- [INSTRUCTIONS FOR THE TASK]: Review the lines that follow and copy each one that contains the word "batch".

- [SUPPLIED RECORDS]:

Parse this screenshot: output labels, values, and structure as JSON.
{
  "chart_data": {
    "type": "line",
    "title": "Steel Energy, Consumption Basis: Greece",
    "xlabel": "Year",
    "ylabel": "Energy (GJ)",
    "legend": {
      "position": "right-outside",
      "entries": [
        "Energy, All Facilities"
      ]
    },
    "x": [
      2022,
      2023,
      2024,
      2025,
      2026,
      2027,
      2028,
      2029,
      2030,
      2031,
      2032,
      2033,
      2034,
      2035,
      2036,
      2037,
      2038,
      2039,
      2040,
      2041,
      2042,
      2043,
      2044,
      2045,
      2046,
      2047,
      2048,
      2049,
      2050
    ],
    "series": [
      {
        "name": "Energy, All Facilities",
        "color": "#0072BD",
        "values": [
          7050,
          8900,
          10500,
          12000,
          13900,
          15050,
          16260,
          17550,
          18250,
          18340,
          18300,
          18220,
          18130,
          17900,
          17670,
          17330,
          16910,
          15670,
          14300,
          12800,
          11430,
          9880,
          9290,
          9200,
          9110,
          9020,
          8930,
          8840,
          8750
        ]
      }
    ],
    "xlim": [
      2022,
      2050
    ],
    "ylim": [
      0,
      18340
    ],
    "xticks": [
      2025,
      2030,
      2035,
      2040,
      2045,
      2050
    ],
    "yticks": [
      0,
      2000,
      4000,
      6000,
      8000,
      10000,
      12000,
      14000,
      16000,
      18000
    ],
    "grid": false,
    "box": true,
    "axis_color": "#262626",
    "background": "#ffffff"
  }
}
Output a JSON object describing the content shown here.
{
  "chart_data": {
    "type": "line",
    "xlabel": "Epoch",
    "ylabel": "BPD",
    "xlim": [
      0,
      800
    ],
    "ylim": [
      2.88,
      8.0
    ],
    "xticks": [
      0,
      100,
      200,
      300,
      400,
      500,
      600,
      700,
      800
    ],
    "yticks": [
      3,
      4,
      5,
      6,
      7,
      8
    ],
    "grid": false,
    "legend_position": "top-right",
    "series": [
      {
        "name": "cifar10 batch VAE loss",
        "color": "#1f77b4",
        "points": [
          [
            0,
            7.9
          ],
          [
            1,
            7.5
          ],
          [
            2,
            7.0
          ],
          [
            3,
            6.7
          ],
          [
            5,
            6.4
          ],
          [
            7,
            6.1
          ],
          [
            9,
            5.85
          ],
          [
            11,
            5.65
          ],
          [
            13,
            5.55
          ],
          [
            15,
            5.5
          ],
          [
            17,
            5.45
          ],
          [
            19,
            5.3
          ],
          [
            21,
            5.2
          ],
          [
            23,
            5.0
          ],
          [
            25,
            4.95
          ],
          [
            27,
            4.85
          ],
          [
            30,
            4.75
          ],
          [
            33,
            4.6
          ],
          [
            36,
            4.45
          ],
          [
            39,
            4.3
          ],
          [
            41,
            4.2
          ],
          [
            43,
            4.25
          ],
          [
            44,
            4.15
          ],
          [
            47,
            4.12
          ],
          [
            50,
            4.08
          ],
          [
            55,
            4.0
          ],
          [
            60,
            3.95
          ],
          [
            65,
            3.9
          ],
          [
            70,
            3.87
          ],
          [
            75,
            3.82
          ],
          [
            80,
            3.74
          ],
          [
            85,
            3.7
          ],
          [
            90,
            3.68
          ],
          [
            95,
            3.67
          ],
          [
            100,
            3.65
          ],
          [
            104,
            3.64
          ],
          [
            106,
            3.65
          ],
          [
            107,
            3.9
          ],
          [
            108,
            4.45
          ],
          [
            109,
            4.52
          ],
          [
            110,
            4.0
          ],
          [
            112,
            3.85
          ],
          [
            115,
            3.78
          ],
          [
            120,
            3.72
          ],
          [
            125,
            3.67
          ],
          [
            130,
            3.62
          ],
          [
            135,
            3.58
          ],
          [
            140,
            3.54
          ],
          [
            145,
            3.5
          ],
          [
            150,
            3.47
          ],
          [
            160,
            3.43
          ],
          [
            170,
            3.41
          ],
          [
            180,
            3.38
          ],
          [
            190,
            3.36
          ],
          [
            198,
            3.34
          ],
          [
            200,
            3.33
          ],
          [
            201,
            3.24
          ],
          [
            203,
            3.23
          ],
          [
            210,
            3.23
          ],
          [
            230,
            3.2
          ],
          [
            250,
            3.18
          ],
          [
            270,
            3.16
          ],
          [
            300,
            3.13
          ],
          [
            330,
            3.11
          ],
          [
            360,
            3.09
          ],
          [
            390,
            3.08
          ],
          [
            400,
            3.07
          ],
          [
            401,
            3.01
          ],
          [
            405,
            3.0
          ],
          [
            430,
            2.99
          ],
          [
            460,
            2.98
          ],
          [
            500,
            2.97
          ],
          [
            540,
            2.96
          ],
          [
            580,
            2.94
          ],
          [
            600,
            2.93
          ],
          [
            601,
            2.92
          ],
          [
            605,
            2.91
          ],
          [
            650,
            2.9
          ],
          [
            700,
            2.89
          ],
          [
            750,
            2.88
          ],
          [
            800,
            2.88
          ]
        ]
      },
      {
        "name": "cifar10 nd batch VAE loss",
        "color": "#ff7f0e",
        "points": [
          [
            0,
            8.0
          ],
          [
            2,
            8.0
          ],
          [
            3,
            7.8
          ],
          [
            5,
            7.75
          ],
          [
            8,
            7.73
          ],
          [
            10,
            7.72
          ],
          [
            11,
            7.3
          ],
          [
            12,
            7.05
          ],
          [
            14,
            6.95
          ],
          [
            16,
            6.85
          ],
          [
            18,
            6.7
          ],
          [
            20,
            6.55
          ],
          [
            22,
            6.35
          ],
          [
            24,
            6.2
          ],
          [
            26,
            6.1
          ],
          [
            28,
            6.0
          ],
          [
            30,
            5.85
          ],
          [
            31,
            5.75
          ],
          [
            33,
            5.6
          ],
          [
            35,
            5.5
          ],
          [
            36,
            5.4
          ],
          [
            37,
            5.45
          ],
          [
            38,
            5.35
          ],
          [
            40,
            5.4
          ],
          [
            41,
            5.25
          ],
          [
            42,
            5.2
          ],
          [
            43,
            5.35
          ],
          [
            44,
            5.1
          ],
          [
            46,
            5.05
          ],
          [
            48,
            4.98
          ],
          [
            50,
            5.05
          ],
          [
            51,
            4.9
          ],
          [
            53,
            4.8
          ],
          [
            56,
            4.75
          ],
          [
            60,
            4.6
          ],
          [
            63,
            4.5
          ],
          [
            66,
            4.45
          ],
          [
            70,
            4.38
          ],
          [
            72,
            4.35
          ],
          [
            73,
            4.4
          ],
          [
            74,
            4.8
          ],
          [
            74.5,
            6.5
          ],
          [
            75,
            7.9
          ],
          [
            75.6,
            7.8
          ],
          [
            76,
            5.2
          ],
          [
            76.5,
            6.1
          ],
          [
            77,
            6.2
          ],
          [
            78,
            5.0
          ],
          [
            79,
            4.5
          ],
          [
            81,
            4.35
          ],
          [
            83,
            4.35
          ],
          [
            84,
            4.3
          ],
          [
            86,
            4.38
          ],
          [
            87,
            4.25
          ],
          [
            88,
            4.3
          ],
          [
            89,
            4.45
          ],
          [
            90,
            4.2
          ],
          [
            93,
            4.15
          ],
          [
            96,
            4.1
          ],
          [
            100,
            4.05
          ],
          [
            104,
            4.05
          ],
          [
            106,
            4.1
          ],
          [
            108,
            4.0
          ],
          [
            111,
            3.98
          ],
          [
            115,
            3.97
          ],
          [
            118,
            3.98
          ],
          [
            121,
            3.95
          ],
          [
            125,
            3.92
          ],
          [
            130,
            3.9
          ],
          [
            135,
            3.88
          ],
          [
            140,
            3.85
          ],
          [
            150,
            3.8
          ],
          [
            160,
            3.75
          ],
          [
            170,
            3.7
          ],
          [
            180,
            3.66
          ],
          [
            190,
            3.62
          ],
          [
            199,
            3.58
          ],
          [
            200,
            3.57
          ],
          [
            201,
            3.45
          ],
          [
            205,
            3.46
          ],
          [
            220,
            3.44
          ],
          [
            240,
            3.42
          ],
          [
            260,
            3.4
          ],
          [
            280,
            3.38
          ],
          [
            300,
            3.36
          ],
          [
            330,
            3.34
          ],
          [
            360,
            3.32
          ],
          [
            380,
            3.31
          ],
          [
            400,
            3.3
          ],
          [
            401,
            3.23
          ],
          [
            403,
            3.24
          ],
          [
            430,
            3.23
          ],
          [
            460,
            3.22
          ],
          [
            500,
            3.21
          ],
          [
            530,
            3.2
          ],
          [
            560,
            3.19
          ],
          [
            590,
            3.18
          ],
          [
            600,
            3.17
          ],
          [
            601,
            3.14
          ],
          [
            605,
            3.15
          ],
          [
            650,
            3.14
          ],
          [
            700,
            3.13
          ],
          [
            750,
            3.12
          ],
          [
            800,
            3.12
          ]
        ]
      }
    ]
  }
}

- [RESULT OF THE EXERCISE]:
        "name": "cifar10 batch VAE loss",
        "name": "cifar10 nd batch VAE loss",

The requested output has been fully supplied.